◆ Goal of the exercise
Print the listing that follows, character for character.

━━━━━━━━━━━━━━━━━━━━

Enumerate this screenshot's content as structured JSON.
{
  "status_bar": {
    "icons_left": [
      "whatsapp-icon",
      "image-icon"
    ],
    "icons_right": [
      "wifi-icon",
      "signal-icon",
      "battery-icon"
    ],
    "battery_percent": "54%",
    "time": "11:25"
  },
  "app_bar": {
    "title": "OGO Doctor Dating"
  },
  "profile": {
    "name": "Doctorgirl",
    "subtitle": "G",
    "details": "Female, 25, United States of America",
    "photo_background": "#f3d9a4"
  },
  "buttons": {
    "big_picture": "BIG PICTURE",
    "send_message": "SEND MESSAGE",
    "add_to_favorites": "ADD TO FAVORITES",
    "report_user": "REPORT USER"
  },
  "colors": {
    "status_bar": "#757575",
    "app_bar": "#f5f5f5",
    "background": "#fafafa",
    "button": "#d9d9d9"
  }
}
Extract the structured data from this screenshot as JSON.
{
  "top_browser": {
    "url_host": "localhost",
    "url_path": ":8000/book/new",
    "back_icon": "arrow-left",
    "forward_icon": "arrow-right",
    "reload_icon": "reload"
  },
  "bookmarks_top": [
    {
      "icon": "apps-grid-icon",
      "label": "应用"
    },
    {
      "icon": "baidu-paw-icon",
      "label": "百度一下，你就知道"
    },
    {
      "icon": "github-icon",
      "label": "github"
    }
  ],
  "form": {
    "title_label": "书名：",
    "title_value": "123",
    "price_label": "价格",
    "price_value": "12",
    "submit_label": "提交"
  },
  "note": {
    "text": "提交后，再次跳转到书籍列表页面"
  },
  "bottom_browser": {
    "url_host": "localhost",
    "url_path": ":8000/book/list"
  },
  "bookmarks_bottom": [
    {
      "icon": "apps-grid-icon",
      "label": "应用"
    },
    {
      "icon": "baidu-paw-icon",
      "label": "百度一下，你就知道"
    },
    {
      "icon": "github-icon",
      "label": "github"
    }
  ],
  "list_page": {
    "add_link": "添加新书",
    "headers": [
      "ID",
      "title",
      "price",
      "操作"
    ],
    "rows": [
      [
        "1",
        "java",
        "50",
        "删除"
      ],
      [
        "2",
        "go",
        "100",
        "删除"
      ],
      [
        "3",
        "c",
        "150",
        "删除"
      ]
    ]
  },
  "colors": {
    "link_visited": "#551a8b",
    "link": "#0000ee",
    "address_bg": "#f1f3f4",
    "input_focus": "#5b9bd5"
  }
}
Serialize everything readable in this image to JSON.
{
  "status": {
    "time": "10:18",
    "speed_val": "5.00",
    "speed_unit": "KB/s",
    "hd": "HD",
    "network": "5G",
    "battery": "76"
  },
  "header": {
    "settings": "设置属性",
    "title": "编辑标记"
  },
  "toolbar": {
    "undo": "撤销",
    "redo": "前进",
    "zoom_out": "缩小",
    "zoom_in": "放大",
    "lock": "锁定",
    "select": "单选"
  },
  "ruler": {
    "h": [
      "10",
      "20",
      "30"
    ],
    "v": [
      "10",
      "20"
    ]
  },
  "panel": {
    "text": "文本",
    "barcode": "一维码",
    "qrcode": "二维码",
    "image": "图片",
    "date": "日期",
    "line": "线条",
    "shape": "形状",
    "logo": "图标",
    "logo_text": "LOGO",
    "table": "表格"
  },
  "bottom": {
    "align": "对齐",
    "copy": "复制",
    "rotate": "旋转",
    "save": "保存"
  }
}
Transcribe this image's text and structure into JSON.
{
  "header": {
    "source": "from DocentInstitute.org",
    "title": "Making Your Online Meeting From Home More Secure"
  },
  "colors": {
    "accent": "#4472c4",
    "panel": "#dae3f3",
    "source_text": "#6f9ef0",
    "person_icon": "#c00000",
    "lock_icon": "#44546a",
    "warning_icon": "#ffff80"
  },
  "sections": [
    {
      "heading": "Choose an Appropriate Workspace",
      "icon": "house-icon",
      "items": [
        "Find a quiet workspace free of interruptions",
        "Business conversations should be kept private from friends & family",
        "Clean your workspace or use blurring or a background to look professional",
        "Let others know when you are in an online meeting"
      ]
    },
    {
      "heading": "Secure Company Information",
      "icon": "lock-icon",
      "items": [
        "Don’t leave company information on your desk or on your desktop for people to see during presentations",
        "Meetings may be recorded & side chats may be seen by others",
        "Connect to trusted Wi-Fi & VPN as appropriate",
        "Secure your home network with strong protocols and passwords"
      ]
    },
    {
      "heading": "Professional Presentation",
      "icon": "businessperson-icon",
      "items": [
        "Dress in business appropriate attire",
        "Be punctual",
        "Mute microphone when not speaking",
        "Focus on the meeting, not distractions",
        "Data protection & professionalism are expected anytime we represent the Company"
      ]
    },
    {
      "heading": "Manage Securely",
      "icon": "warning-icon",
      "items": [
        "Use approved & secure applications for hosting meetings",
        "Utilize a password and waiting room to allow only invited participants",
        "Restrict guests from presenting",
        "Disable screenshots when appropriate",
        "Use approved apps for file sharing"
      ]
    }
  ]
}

━━━━━━━━━━━━━━━━━━━━

◆ Full solution
Enumerate this screenshot's content as structured JSON.
{
  "status_bar": {
    "icons_left": [
      "whatsapp-icon",
      "image-icon"
    ],
    "icons_right": [
      "wifi-icon",
      "signal-icon",
      "battery-icon"
    ],
    "battery_percent": "54%",
    "time": "11:25"
  },
  "app_bar": {
    "title": "OGO Doctor Dating"
  },
  "profile": {
    "name": "Doctorgirl",
    "subtitle": "G",
    "details": "Female, 25, United States of America",
    "photo_background": "#f3d9a4"
  },
  "buttons": {
    "big_picture": "BIG PICTURE",
    "send_message": "SEND MESSAGE",
    "add_to_favorites": "ADD TO FAVORITES",
    "report_user": "REPORT USER"
  },
  "colors": {
    "status_bar": "#757575",
    "app_bar": "#f5f5f5",
    "background": "#fafafa",
    "button": "#d9d9d9"
  }
}
Extract the structured data from this screenshot as JSON.
{
  "top_browser": {
    "url_host": "localhost",
    "url_path": ":8000/book/new",
    "back_icon": "arrow-left",
    "forward_icon": "arrow-right",
    "reload_icon": "reload"
  },
  "bookmarks_top": [
    {
      "icon": "apps-grid-icon",
      "label": "应用"
    },
    {
      "icon": "baidu-paw-icon",
      "label": "百度一下，你就知道"
    },
    {
      "icon": "github-icon",
      "label": "github"
    }
  ],
  "form": {
    "title_label": "书名：",
    "title_value": "123",
    "price_label": "价格",
    "price_value": "12",
    "submit_label": "提交"
  },
  "note": {
    "text": "提交后，再次跳转到书籍列表页面"
  },
  "bottom_browser": {
    "url_host": "localhost",
    "url_path": ":8000/book/list"
  },
  "bookmarks_bottom": [
    {
      "icon": "apps-grid-icon",
      "label": "应用"
    },
    {
      "icon": "baidu-paw-icon",
      "label": "百度一下，你就知道"
    },
    {
      "icon": "github-icon",
      "label": "github"
    }
  ],
  "list_page": {
    "add_link": "添加新书",
    "headers": [
      "ID",
      "title",
      "price",
      "操作"
    ],
    "rows": [
      [
        "1",
        "java",
        "50",
        "删除"
      ],
      [
        "2",
        "go",
        "100",
        "删除"
      ],
      [
        "3",
        "c",
        "150",
        "删除"
      ]
    ]
  },
  "colors": {
    "link_visited": "#551a8b",
    "link": "#0000ee",
    "address_bg": "#f1f3f4",
    "input_focus": "#5b9bd5"
  }
}
Serialize everything readable in this image to JSON.
{
  "status": {
    "time": "10:18",
    "speed_val": "5.00",
    "speed_unit": "KB/s",
    "hd": "HD",
    "network": "5G",
    "battery": "76"
  },
  "header": {
    "settings": "设置属性",
    "title": "编辑标记"
  },
  "toolbar": {
    "undo": "撤销",
    "redo": "前进",
    "zoom_out": "缩小",
    "zoom_in": "放大",
    "lock": "锁定",
    "select": "单选"
  },
  "ruler": {
    "h": [
      "10",
      "20",
      "30"
    ],
    "v": [
      "10",
      "20"
    ]
  },
  "panel": {
    "text": "文本",
    "barcode": "一维码",
    "qrcode": "二维码",
    "image": "图片",
    "date": "日期",
    "line": "线条",
    "shape": "形状",
    "logo": "图标",
    "logo_text": "LOGO",
    "table": "表格"
  },
  "bottom": {
    "align": "对齐",
    "copy": "复制",
    "rotate": "旋转",
    "save": "保存"
  }
}
Transcribe this image's text and structure into JSON.
{
  "header": {
    "source": "from DocentInstitute.org",
    "title": "Making Your Online Meeting From Home More Secure"
  },
  "colors": {
    "accent": "#4472c4",
    "panel": "#dae3f3",
    "source_text": "#6f9ef0",
    "person_icon": "#c00000",
    "lock_icon": "#44546a",
    "warning_icon": "#ffff80"
  },
  "sections": [
    {
      "heading": "Choose an Appropriate Workspace",
      "icon": "house-icon",
      "items": [
        "Find a quiet workspace free of interruptions",
        "Business conversations should be kept private from friends & family",
        "Clean your workspace or use blurring or a background to look professional",
        "Let others know when you are in an online meeting"
      ]
    },
    {
      "heading": "Secure Company Information",
      "icon": "lock-icon",
      "items": [
        "Don’t leave company information on your desk or on your desktop for people to see during presentations",
        "Meetings may be recorded & side chats may be seen by others",
        "Connect to trusted Wi-Fi & VPN as appropriate",
        "Secure your home network with strong protocols and passwords"
      ]
    },
    {
      "heading": "Professional Presentation",
      "icon": "businessperson-icon",
      "items": [
        "Dress in business appropriate attire",
        "Be punctual",
        "Mute microphone when not speaking",
        "Focus on the meeting, not distractions",
        "Data protection & professionalism are expected anytime we represent the Company"
      ]
    },
    {
      "heading": "Manage Securely",
      "icon": "warning-icon",
      "items": [
        "Use approved & secure applications for hosting meetings",
        "Utilize a password and waiting room to allow only invited participants",
        "Restrict guests from presenting",
        "Disable screenshots when appropriate",
        "Use approved apps for file sharing"
      ]
    }
  ]
}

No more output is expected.